▶ MATERIAL:
▼▼▼
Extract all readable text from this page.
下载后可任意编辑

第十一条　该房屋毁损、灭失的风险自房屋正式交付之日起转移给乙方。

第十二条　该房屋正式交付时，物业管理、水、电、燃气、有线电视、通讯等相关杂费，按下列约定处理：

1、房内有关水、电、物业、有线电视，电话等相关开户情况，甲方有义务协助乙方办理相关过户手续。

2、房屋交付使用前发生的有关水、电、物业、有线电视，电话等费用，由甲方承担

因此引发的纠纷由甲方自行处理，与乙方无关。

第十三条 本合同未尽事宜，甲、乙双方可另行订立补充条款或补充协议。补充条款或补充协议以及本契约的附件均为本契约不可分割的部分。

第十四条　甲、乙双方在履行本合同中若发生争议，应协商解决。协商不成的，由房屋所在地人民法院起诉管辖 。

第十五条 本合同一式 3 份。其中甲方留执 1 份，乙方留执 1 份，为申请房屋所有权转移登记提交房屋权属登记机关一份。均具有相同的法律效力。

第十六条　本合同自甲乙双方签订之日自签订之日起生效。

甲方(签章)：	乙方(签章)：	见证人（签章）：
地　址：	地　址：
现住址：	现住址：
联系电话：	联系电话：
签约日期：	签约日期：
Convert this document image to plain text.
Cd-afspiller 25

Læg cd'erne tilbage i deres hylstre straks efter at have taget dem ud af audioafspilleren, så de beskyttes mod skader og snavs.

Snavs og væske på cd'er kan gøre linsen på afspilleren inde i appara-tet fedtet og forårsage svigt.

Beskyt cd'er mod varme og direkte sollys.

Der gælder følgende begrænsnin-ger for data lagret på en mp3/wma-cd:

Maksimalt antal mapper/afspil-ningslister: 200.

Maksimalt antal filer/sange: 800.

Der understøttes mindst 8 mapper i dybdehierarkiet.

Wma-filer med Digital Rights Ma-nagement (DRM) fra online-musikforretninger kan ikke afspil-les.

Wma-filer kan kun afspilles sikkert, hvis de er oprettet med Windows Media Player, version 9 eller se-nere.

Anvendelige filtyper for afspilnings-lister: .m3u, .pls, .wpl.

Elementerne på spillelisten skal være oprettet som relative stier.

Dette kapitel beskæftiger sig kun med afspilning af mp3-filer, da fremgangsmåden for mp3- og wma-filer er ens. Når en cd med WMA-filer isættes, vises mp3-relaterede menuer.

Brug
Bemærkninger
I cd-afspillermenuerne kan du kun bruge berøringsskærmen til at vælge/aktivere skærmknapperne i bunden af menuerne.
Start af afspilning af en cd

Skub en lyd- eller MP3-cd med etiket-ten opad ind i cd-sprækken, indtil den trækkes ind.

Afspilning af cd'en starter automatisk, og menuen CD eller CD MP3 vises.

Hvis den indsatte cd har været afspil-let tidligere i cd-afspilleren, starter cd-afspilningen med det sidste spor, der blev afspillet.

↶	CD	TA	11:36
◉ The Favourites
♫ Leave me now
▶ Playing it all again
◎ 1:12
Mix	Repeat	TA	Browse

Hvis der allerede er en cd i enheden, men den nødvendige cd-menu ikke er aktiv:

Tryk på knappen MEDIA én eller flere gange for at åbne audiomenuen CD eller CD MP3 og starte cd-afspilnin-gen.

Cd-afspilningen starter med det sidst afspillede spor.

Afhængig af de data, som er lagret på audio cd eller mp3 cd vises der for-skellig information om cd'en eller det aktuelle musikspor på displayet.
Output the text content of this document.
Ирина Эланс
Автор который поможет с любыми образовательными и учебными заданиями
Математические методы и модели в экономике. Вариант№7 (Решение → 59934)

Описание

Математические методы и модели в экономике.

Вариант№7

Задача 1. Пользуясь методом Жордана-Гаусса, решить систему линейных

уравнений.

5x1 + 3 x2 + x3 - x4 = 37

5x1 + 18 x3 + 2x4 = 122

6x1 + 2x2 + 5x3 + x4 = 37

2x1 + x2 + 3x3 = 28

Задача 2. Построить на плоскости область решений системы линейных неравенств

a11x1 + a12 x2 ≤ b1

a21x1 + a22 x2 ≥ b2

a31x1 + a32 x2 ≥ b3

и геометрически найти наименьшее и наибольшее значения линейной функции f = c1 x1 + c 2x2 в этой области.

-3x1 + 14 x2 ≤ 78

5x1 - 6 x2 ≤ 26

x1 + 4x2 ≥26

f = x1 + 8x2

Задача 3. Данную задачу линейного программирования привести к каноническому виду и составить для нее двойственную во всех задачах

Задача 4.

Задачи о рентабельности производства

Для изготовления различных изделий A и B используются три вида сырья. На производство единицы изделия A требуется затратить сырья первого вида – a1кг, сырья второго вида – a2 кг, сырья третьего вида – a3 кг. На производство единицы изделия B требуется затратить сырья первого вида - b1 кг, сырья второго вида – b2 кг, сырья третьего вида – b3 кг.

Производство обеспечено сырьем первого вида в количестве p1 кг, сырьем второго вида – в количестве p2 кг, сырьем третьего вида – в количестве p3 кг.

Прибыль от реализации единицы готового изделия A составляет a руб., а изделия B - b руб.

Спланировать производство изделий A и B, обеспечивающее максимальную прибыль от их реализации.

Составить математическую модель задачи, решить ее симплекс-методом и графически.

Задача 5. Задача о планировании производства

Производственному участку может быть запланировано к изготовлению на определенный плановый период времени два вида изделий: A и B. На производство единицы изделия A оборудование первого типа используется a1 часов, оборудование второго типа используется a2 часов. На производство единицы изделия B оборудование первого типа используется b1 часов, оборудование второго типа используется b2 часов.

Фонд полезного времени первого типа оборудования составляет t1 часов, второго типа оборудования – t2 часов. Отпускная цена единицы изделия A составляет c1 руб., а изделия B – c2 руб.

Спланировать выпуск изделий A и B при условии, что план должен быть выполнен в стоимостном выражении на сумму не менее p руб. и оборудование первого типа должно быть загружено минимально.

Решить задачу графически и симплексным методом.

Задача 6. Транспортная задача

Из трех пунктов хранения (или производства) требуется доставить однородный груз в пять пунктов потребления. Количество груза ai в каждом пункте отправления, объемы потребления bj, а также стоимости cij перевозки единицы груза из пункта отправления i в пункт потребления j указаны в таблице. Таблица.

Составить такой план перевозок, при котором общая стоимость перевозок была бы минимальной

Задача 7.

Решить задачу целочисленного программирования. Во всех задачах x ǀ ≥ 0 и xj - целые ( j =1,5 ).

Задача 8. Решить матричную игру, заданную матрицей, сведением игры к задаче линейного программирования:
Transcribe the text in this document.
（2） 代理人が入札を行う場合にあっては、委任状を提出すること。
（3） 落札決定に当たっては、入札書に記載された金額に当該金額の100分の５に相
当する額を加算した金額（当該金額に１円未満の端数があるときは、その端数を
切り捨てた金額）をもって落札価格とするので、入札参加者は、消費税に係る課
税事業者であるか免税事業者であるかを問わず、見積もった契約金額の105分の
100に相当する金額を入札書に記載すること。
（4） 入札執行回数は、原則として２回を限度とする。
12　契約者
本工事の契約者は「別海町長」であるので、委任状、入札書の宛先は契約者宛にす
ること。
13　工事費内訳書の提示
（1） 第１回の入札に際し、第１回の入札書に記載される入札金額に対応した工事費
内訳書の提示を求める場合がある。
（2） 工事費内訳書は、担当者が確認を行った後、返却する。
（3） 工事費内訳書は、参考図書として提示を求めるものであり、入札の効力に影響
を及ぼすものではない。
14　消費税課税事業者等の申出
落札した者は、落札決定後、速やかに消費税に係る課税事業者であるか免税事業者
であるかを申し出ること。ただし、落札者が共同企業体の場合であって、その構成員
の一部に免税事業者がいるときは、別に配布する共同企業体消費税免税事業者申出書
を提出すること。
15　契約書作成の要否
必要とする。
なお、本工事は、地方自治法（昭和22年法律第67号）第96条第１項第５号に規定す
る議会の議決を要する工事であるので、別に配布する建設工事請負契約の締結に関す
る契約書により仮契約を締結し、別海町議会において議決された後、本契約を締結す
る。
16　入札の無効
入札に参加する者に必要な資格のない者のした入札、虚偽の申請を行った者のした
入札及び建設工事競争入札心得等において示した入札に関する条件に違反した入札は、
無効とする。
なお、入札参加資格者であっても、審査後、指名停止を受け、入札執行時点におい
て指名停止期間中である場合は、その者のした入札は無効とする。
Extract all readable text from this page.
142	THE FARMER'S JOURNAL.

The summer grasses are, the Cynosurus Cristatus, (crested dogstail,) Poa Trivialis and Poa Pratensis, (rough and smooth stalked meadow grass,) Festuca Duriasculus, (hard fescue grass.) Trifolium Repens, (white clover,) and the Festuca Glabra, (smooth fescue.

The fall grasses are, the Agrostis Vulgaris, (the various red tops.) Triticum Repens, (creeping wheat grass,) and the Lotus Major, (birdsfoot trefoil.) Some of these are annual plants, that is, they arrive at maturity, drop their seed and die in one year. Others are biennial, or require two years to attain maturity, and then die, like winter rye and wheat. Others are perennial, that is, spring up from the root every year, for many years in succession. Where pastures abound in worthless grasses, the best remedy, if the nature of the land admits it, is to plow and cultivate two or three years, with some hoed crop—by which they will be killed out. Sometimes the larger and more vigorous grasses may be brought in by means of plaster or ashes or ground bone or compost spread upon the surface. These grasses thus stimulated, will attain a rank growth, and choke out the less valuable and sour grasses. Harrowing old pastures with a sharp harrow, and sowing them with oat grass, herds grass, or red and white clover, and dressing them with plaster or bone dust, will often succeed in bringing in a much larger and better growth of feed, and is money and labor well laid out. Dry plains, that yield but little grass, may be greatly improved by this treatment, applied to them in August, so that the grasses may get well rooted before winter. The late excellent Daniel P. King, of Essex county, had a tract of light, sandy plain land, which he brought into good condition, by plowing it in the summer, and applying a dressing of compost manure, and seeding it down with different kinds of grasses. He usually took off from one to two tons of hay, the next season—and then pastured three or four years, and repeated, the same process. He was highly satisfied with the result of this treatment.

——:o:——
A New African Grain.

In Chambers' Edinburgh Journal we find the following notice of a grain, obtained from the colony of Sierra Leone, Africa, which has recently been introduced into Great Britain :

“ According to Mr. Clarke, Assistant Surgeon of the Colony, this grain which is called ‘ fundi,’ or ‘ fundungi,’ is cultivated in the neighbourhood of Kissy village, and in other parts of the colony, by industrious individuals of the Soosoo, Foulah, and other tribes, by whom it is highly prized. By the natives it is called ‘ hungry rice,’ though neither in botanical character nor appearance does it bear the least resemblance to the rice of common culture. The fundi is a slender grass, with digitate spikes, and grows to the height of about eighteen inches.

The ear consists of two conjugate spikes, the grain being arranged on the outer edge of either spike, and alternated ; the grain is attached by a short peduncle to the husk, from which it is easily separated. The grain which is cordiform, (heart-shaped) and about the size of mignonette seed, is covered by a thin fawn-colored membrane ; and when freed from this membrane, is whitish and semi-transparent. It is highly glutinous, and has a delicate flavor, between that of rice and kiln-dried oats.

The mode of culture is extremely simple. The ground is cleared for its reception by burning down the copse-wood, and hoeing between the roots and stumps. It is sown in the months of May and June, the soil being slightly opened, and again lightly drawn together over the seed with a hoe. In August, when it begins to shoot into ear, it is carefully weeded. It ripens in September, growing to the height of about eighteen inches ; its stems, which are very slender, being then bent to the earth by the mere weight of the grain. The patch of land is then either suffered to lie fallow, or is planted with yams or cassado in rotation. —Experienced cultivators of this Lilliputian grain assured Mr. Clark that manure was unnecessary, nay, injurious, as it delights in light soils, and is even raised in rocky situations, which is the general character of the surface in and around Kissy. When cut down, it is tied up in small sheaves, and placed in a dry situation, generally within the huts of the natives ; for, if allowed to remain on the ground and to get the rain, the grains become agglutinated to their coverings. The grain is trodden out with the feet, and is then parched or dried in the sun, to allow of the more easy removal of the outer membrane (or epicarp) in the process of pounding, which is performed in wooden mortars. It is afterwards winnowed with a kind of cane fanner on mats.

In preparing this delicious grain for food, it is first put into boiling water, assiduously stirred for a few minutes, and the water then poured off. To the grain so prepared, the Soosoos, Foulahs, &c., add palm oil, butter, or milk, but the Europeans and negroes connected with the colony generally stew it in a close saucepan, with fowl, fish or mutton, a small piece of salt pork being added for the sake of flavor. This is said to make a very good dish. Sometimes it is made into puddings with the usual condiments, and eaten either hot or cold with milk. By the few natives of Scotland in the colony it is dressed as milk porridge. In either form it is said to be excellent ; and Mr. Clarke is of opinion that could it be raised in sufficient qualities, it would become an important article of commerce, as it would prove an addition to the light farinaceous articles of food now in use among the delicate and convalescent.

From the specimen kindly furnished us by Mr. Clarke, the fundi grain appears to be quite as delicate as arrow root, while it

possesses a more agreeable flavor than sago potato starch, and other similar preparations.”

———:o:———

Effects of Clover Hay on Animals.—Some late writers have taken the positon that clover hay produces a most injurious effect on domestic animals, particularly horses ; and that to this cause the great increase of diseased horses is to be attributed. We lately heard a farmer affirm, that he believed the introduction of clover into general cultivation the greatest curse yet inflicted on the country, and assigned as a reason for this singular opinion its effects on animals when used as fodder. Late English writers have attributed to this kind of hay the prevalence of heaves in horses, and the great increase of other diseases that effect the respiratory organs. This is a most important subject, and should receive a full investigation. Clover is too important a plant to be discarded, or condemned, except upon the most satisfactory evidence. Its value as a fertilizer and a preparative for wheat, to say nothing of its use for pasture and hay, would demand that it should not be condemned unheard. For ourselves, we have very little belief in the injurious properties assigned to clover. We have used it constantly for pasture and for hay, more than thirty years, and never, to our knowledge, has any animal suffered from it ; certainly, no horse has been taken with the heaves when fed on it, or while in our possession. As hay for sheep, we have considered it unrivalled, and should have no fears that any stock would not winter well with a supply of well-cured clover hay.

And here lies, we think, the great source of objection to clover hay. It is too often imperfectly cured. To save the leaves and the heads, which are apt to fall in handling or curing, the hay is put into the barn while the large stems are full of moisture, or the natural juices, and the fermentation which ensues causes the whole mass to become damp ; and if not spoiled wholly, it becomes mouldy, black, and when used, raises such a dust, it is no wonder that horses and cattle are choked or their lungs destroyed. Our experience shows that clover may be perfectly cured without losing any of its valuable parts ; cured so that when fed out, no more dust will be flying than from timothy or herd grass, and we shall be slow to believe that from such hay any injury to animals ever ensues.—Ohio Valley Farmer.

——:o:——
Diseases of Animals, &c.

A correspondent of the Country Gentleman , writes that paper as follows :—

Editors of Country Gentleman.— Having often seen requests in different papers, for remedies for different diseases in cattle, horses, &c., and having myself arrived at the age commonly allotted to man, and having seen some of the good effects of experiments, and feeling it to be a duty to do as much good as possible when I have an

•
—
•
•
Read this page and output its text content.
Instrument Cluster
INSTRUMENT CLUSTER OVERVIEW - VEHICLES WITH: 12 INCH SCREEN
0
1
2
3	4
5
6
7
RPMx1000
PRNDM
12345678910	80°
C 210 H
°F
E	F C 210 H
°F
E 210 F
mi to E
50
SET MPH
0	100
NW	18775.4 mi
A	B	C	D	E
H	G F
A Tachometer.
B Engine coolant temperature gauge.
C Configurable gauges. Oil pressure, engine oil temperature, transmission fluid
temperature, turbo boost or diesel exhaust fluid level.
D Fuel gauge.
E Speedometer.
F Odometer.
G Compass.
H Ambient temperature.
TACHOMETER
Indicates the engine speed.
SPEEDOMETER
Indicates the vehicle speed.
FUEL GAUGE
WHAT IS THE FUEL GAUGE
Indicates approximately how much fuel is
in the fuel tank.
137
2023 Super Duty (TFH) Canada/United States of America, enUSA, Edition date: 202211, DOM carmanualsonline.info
▲▲▲
▶ TO BE DONE:
Pull every line containing the word "antal" out of the entries above.

▶ SOLUTION TO THIS TASK:
Maksimalt antal mapper/afspil-ningslister: 200.
Maksimalt antal filer/sange: 800.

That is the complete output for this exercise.